REQUIRED ACTIONS
1. In the records, rewrite everything from the first line through the line containing "- x-tick-label: 100: [80, 418, 105, 437]", substituting "legend-entry" for every "legend-label" and leaving the rest unchanged.
2. Pick up the passage about Troy and its excavation history where it ends, and continue writing it.

GIVEN PASSAGE
══════

Turkey // The North Aegean

Troy and around

Although by no means Turkey’s most spectacular archeological site, Troy – thanks to Homer – is probably the most celebrated. Known as Truva or Troia in Turkish, the remains of the ancient city lie 30km south of Çanakkale, 5km west of the main road. If you show up without expectations and use your imagination, you may well be impressed. Modern excavation work has greatly clarified the site, so that nonspecialists can now grasp the basic layout and the different settlement periods.

Some history

Until 1871 Troy was generally thought to have existed in legend only. The Troad plain, where the ruins lie, was known to be associated with the Troy that Homer wrote about in the Iliad, but all traces of the city had vanished completely. In 1871 Heinrich Schliemann, a successful German/American businessman turned amateur archeologist, obtained permission from the Ottoman government to start digging on a hill called Hisarlık, where earlier excavators had already found the remains of a Classical temple and signs of further, older ruins.

Schliemann’s sloppy trenching work resulted in considerable damage to the site, only rectified by the first professional archeologist to work at Troy, Carl Blegen, who began excavations in 1932. Schliemann was also responsible for removing the so-called Treasure of Priam, a large cache of copper, silver and gold vessels, plus some fine jewellery, which he smuggled to Berlin where it was displayed until 1941. The hoard disappeared during the Red Army’s sacking of the city in May 1945, resurfacing spectacularly in Moscow in 1993: it’s now exhibited in the Pushkin Museum there. Legal wrangles to determine ownership are ongoing between Germany and the Russian Federation – with Turkey putting in a claim too.

══════

EXTRACTED MATERIAL

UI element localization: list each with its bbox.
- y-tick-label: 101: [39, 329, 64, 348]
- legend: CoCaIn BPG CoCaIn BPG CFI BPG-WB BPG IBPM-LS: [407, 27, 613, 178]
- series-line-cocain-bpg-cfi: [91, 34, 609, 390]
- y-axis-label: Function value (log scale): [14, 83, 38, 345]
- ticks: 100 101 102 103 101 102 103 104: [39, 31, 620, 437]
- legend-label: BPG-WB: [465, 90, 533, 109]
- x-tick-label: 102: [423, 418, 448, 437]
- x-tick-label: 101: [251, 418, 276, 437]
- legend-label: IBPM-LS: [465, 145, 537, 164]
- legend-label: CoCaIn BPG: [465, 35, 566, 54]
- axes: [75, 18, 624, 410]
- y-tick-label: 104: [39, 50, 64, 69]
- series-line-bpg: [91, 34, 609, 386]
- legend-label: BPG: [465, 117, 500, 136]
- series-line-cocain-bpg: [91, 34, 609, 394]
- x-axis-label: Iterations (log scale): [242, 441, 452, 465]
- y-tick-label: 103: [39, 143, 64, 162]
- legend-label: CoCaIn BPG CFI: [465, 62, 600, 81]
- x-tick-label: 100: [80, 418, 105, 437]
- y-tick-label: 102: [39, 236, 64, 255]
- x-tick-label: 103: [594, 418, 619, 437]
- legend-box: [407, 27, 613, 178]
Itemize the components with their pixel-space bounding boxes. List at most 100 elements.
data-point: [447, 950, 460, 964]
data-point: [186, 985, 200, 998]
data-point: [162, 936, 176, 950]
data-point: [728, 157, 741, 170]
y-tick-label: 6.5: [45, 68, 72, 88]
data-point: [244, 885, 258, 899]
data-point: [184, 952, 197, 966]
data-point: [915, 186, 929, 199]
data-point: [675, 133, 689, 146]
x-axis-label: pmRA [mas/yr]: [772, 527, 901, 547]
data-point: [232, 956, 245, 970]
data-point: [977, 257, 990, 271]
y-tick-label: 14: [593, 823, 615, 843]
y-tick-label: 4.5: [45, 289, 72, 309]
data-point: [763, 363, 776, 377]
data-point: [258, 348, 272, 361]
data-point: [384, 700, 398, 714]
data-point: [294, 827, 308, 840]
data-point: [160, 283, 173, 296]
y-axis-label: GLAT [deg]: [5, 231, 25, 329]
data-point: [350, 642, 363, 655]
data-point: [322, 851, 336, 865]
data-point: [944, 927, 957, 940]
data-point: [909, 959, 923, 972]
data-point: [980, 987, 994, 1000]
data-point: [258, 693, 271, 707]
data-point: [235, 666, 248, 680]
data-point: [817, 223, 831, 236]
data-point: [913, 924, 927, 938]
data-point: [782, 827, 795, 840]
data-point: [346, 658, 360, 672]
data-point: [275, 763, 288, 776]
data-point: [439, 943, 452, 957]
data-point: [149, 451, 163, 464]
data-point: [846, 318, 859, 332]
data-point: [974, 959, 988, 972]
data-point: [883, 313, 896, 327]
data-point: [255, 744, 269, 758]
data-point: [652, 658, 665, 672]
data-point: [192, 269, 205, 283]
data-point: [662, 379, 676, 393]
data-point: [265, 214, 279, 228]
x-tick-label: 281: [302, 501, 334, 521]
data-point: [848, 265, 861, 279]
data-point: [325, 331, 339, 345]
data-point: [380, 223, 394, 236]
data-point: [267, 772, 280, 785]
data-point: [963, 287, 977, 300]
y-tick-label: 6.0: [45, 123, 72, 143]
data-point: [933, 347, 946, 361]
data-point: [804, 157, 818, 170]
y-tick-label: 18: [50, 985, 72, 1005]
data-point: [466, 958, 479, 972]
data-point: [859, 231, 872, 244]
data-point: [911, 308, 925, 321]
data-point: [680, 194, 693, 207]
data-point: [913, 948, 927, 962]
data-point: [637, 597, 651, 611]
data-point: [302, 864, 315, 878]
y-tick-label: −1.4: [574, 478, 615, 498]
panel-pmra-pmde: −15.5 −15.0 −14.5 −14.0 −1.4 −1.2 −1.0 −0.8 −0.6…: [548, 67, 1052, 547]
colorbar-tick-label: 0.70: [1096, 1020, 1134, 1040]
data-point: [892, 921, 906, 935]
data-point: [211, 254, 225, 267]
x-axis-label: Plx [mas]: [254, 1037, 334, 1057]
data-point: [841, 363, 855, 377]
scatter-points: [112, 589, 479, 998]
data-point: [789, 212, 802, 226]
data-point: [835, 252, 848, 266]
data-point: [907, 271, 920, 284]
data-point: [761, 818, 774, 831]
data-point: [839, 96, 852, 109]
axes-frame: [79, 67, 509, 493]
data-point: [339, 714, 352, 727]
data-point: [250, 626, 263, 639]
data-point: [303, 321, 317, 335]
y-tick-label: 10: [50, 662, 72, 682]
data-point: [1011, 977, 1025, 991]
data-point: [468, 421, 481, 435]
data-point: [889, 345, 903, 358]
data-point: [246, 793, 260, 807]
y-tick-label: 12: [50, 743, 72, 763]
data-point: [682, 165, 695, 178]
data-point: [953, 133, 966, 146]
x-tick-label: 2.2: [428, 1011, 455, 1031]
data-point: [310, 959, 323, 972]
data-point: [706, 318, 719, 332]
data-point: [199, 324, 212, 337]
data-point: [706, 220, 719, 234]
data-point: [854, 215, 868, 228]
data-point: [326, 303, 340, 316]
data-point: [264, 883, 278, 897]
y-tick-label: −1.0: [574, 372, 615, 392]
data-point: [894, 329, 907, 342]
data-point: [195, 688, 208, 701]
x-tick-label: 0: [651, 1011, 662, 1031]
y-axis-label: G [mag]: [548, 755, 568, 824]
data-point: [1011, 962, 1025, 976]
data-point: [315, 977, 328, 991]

══════

THE ANSWERS
1.
UI element localization: list each with its bbox.
- y-tick-label: 101: [39, 329, 64, 348]
- legend: CoCaIn BPG CoCaIn BPG CFI BPG-WB BPG IBPM-LS: [407, 27, 613, 178]
- series-line-cocain-bpg-cfi: [91, 34, 609, 390]
- y-axis-label: Function value (log scale): [14, 83, 38, 345]
- ticks: 100 101 102 103 101 102 103 104: [39, 31, 620, 437]
- legend-entry: BPG-WB: [465, 90, 533, 109]
- x-tick-label: 102: [423, 418, 448, 437]
- x-tick-label: 101: [251, 418, 276, 437]
- legend-entry: IBPM-LS: [465, 145, 537, 164]
- legend-entry: CoCaIn BPG: [465, 35, 566, 54]
- axes: [75, 18, 624, 410]
- y-tick-label: 104: [39, 50, 64, 69]
- series-line-bpg: [91, 34, 609, 386]
- legend-entry: BPG: [465, 117, 500, 136]
- series-line-cocain-bpg: [91, 34, 609, 394]
- x-axis-label: Iterations (log scale): [242, 441, 452, 465]
- y-tick-label: 103: [39, 143, 64, 162]
- legend-entry: CoCaIn BPG CFI: [465, 62, 600, 81]
- x-tick-label: 100: [80, 418, 105, 437]

2.
Whatever Schliemann’s shortcomings, his unsystematic excavations did uncover nine distinct layers of consecutive urban developments spanning four millennia. The oldest, Troy I, dates to about 3600 BC and was followed by four similar settlements. Either Troy VI or VII is thought to have been the city described by Homer: the former is known to have been destroyed by an earthquake in about 1275 BC, while the latter shows signs of having been wiped out by fire about a quarter of a century later, around the time historians estimate the Trojan War to have taken place. Troy VIII, which thrived from 700 to 300 BC, was a Greek foundation, while much of the final layer of development, Troy IX (300 BC to 300 AD), was built during the heyday of the Roman Empire.

Although there’s no way of proving that the Trojan War did take place, there’s a fair amount of circumstantial evidence suggesting that the city was the scene of some kind of armed conflict, even if it wasn’t the ten-year struggle described in the Iliad. It’s possible that Homer’s epic is based on a number of wars fought between Mycenaean Greeks and the inhabitants of Troy, who were by turns trading partners and commercial rivals.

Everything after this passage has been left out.